> _Stated problem_: Copy out lines with the word "machine" from the material that follows.

* BEGIN Data provided *

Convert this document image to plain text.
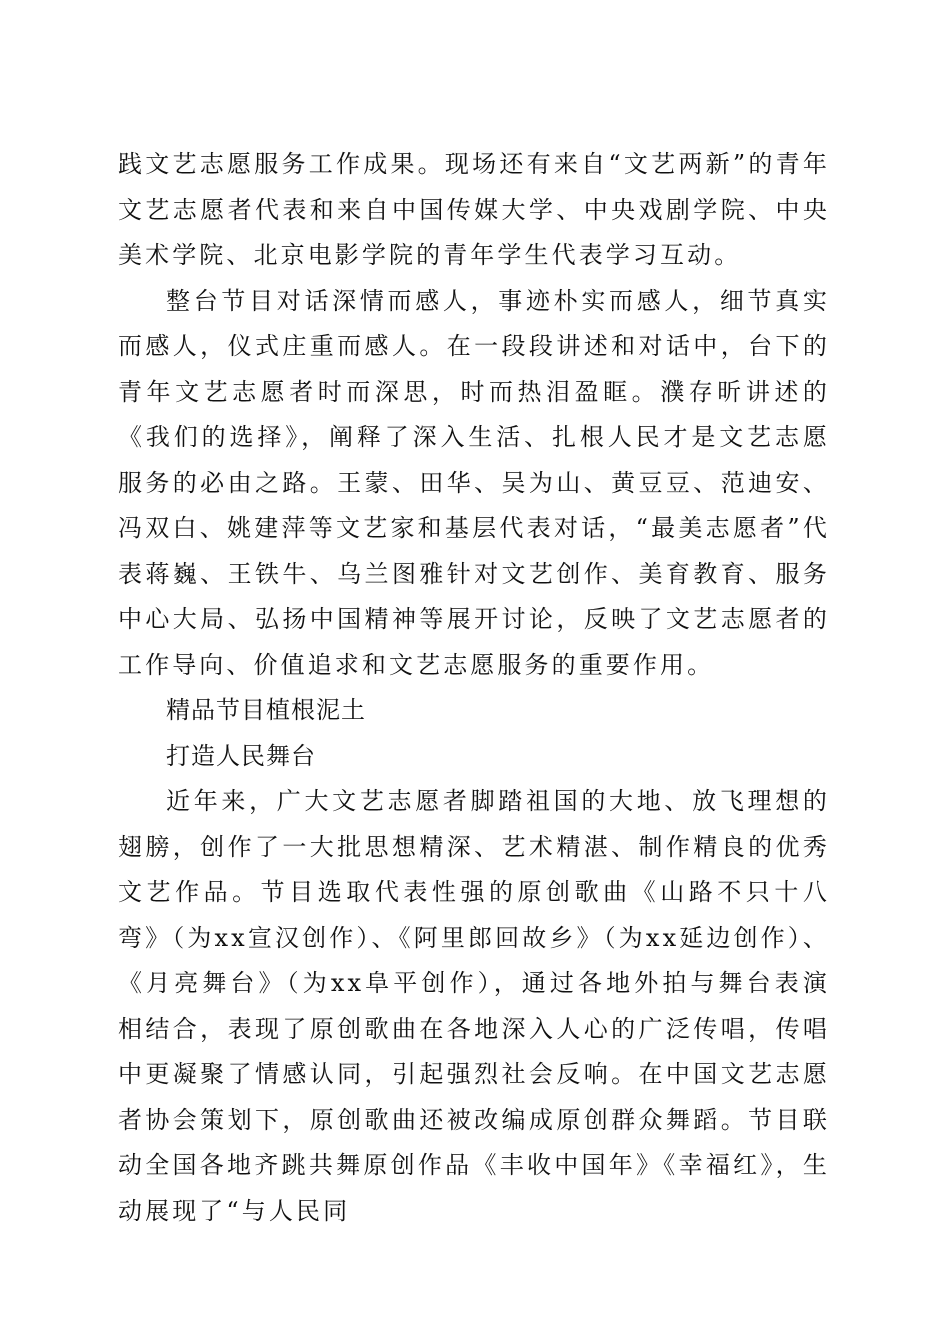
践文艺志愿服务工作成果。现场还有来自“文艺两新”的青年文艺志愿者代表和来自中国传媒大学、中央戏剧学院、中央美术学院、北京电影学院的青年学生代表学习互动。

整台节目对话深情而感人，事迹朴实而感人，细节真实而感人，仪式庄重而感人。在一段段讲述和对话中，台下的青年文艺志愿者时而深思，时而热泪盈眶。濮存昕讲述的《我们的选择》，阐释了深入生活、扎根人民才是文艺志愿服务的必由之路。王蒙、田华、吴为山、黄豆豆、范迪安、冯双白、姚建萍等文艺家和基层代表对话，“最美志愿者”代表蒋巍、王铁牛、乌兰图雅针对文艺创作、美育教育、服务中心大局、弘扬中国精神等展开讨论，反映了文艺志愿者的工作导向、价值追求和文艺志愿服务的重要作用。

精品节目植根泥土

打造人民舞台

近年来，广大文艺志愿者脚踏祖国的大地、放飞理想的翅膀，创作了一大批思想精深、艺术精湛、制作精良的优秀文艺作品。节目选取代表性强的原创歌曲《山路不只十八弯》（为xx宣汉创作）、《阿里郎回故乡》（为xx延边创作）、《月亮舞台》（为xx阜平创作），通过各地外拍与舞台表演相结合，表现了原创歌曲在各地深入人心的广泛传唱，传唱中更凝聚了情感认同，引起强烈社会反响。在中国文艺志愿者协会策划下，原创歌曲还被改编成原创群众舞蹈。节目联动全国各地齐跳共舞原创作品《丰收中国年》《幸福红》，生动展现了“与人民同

* END Data provided *
* BEGIN Data provided *

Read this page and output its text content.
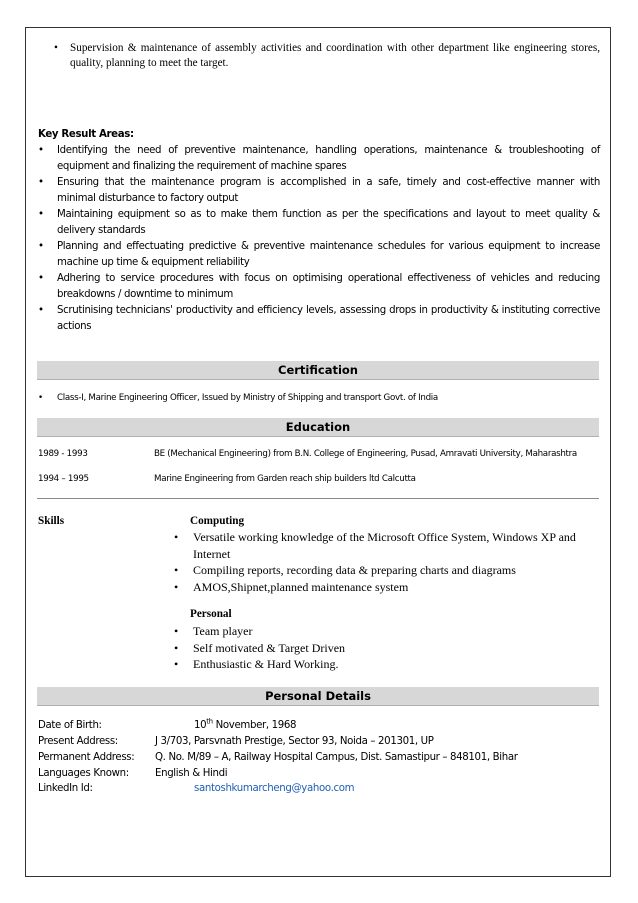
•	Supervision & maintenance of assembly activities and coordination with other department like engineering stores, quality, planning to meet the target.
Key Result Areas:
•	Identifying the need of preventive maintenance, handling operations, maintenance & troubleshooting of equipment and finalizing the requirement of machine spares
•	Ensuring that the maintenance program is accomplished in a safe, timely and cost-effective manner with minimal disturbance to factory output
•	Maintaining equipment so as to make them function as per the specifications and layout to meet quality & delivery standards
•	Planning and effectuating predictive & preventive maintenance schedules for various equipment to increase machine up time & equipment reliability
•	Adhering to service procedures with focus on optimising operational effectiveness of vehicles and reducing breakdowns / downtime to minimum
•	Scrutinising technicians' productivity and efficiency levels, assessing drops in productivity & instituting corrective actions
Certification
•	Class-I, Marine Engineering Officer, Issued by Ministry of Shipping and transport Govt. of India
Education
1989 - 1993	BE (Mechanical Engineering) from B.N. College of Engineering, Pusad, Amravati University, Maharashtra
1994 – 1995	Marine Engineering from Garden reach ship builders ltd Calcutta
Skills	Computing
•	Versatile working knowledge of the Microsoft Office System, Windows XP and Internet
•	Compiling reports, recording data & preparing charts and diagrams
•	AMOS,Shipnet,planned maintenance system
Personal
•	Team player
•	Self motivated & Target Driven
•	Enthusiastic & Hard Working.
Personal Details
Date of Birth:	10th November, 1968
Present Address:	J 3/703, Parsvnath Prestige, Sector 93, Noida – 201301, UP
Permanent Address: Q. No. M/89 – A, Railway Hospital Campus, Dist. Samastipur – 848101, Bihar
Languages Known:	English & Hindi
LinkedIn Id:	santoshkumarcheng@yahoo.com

* END Data provided *

> _Full answer_:
•	Identifying the need of preventive maintenance, handling operations, maintenance & troubleshooting of equipment and finalizing the requirement of machine spares
•	Planning and effectuating predictive & preventive maintenance schedules for various equipment to increase machine up time & equipment reliability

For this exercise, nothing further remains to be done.